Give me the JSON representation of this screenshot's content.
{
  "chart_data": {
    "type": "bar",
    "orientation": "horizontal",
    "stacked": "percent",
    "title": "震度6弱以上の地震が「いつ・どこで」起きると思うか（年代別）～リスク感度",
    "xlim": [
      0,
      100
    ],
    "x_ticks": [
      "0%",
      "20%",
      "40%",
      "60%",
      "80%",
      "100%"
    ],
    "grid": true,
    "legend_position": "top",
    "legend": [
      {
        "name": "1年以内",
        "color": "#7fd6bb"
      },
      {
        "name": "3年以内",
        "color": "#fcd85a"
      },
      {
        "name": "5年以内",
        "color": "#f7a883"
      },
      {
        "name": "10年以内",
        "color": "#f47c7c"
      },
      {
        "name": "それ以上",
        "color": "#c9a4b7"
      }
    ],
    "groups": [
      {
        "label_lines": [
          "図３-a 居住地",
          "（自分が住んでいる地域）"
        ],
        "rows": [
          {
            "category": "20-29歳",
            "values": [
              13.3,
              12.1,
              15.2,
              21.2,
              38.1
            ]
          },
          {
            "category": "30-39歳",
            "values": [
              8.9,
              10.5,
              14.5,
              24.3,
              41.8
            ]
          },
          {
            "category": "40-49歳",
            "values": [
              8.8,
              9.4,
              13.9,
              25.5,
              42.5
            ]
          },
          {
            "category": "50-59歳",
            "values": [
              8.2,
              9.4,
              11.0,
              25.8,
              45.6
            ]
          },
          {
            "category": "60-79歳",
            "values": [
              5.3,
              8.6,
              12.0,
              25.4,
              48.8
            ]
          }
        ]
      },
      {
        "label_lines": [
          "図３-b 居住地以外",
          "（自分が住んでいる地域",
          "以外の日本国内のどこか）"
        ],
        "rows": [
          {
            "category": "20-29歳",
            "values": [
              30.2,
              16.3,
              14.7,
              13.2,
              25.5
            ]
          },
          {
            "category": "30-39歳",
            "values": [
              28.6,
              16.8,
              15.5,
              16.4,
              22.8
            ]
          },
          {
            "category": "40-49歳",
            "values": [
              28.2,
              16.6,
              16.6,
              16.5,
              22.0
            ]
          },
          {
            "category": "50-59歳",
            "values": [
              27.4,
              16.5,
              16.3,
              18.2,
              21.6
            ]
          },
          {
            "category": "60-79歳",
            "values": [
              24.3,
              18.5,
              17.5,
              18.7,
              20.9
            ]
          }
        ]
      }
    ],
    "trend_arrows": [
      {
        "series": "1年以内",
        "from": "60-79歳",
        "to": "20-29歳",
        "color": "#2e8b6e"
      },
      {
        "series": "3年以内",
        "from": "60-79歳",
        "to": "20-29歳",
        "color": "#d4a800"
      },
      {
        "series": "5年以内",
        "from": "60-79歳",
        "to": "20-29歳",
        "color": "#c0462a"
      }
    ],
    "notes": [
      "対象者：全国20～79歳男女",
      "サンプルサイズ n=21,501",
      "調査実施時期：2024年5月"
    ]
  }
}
☆ ☆ ☆ ☆ ☆ ☆ ☆
### Brief
Using the listing above, please repeat every entry exactly.

### Response for this exercise
Give me the JSON representation of this screenshot's content.
{
  "chart_data": {
    "type": "bar",
    "orientation": "horizontal",
    "stacked": "percent",
    "title": "震度6弱以上の地震が「いつ・どこで」起きると思うか（年代別）～リスク感度",
    "xlim": [
      0,
      100
    ],
    "x_ticks": [
      "0%",
      "20%",
      "40%",
      "60%",
      "80%",
      "100%"
    ],
    "grid": true,
    "legend_position": "top",
    "legend": [
      {
        "name": "1年以内",
        "color": "#7fd6bb"
      },
      {
        "name": "3年以内",
        "color": "#fcd85a"
      },
      {
        "name": "5年以内",
        "color": "#f7a883"
      },
      {
        "name": "10年以内",
        "color": "#f47c7c"
      },
      {
        "name": "それ以上",
        "color": "#c9a4b7"
      }
    ],
    "groups": [
      {
        "label_lines": [
          "図３-a 居住地",
          "（自分が住んでいる地域）"
        ],
        "rows": [
          {
            "category": "20-29歳",
            "values": [
              13.3,
              12.1,
              15.2,
              21.2,
              38.1
            ]
          },
          {
            "category": "30-39歳",
            "values": [
              8.9,
              10.5,
              14.5,
              24.3,
              41.8
            ]
          },
          {
            "category": "40-49歳",
            "values": [
              8.8,
              9.4,
              13.9,
              25.5,
              42.5
            ]
          },
          {
            "category": "50-59歳",
            "values": [
              8.2,
              9.4,
              11.0,
              25.8,
              45.6
            ]
          },
          {
            "category": "60-79歳",
            "values": [
              5.3,
              8.6,
              12.0,
              25.4,
              48.8
            ]
          }
        ]
      },
      {
        "label_lines": [
          "図３-b 居住地以外",
          "（自分が住んでいる地域",
          "以外の日本国内のどこか）"
        ],
        "rows": [
          {
            "category": "20-29歳",
            "values": [
              30.2,
              16.3,
              14.7,
              13.2,
              25.5
            ]
          },
          {
            "category": "30-39歳",
            "values": [
              28.6,
              16.8,
              15.5,
              16.4,
              22.8
            ]
          },
          {
            "category": "40-49歳",
            "values": [
              28.2,
              16.6,
              16.6,
              16.5,
              22.0
            ]
          },
          {
            "category": "50-59歳",
            "values": [
              27.4,
              16.5,
              16.3,
              18.2,
              21.6
            ]
          },
          {
            "category": "60-79歳",
            "values": [
              24.3,
              18.5,
              17.5,
              18.7,
              20.9
            ]
          }
        ]
      }
    ],
    "trend_arrows": [
      {
        "series": "1年以内",
        "from": "60-79歳",
        "to": "20-29歳",
        "color": "#2e8b6e"
      },
      {
        "series": "3年以内",
        "from": "60-79歳",
        "to": "20-29歳",
        "color": "#d4a800"
      },
      {
        "series": "5年以内",
        "from": "60-79歳",
        "to": "20-29歳",
        "color": "#c0462a"
      }
    ],
    "notes": [
      "対象者：全国20～79歳男女",
      "サンプルサイズ n=21,501",
      "調査実施時期：2024年5月"
    ]
  }
}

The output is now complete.